** DIRECTION **
Render each line of the data below as a JSON array of strings, one string per line, with blank lines omitted.
--------------------
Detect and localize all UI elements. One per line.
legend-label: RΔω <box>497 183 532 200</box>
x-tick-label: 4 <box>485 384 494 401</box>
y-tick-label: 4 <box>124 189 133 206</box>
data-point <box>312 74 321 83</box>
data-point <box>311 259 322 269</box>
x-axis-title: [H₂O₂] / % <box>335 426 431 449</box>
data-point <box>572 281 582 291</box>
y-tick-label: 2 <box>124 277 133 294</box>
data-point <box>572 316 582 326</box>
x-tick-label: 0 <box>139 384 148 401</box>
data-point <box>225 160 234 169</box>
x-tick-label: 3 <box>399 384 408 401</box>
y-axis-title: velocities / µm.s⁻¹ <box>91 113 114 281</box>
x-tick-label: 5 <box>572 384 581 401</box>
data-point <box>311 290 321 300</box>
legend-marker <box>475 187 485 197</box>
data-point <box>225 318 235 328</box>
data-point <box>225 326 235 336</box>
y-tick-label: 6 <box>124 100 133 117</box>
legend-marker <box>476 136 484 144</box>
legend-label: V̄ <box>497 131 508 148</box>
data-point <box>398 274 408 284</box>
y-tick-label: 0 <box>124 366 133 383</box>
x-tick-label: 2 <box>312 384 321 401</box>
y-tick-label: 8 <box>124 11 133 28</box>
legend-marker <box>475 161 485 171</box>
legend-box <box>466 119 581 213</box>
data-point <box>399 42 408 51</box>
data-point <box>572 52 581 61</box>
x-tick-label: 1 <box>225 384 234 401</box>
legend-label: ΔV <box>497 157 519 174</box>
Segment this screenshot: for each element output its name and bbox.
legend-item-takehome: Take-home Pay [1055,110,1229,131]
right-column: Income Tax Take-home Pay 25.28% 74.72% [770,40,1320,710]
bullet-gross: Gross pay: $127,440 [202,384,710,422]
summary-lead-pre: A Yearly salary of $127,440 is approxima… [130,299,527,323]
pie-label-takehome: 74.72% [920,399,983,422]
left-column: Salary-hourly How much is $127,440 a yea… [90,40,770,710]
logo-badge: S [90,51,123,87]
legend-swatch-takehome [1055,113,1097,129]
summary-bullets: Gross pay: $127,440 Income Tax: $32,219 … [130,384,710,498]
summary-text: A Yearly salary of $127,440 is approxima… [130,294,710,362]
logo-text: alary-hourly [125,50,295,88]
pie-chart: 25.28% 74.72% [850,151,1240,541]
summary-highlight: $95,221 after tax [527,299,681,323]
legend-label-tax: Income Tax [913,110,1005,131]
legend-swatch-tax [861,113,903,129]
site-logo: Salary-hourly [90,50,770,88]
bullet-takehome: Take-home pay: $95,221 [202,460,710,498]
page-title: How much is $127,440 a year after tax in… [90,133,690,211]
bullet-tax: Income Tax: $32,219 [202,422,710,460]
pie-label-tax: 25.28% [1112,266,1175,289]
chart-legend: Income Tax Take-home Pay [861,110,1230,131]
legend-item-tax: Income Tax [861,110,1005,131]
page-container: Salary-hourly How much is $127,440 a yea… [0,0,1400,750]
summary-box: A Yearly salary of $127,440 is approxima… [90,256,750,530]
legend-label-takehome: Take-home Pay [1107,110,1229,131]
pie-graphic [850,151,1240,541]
--------------------
** SOLUTION TO THIS EXERCISE **
[
  "Detect and localize all UI elements. One per line.",
  "legend-label: RΔω <box>497 183 532 200</box>",
  "x-tick-label: 4 <box>485 384 494 401</box>",
  "y-tick-label: 4 <box>124 189 133 206</box>",
  "data-point <box>312 74 321 83</box>",
  "data-point <box>311 259 322 269</box>",
  "x-axis-title: [H₂O₂] / % <box>335 426 431 449</box>",
  "data-point <box>572 281 582 291</box>",
  "y-tick-label: 2 <box>124 277 133 294</box>",
  "data-point <box>572 316 582 326</box>",
  "x-tick-label: 0 <box>139 384 148 401</box>",
  "data-point <box>225 160 234 169</box>",
  "x-tick-label: 3 <box>399 384 408 401</box>",
  "y-axis-title: velocities / µm.s⁻¹ <box>91 113 114 281</box>",
  "x-tick-label: 5 <box>572 384 581 401</box>",
  "data-point <box>311 290 321 300</box>",
  "legend-marker <box>475 187 485 197</box>",
  "data-point <box>225 318 235 328</box>",
  "data-point <box>225 326 235 336</box>",
  "y-tick-label: 6 <box>124 100 133 117</box>",
  "legend-marker <box>476 136 484 144</box>",
  "legend-label: V̄ <box>497 131 508 148</box>",
  "data-point <box>398 274 408 284</box>",
  "y-tick-label: 0 <box>124 366 133 383</box>",
  "x-tick-label: 2 <box>312 384 321 401</box>",
  "y-tick-label: 8 <box>124 11 133 28</box>",
  "legend-marker <box>475 161 485 171</box>",
  "legend-box <box>466 119 581 213</box>",
  "data-point <box>399 42 408 51</box>",
  "data-point <box>572 52 581 61</box>",
  "x-tick-label: 1 <box>225 384 234 401</box>",
  "legend-label: ΔV <box>497 157 519 174</box>",
  "Segment this screenshot: for each element output its name and bbox.",
  "legend-item-takehome: Take-home Pay [1055,110,1229,131]",
  "right-column: Income Tax Take-home Pay 25.28% 74.72% [770,40,1320,710]",
  "bullet-gross: Gross pay: $127,440 [202,384,710,422]",
  "summary-lead-pre: A Yearly salary of $127,440 is approxima… [130,299,527,323]",
  "pie-label-takehome: 74.72% [920,399,983,422]",
  "left-column: Salary-hourly How much is $127,440 a yea… [90,40,770,710]",
  "logo-badge: S [90,51,123,87]",
  "legend-swatch-takehome [1055,113,1097,129]",
  "summary-bullets: Gross pay: $127,440 Income Tax: $32,219 … [130,384,710,498]",
  "summary-text: A Yearly salary of $127,440 is approxima… [130,294,710,362]",
  "logo-text: alary-hourly [125,50,295,88]",
  "pie-chart: 25.28% 74.72% [850,151,1240,541]",
  "summary-highlight: $95,221 after tax [527,299,681,323]",
  "legend-label-tax: Income Tax [913,110,1005,131]",
  "legend-swatch-tax [861,113,903,129]",
  "site-logo: Salary-hourly [90,50,770,88]",
  "bullet-takehome: Take-home pay: $95,221 [202,460,710,498]",
  "page-title: How much is $127,440 a year after tax in… [90,133,690,211]",
  "bullet-tax: Income Tax: $32,219 [202,422,710,460]",
  "pie-label-tax: 25.28% [1112,266,1175,289]",
  "chart-legend: Income Tax Take-home Pay [861,110,1230,131]",
  "legend-item-tax: Income Tax [861,110,1005,131]",
  "page-container: Salary-hourly How much is $127,440 a yea… [0,0,1400,750]",
  "summary-box: A Yearly salary of $127,440 is approxima… [90,256,750,530]",
  "legend-label-takehome: Take-home Pay [1107,110,1229,131]",
  "pie-graphic [850,151,1240,541]"
]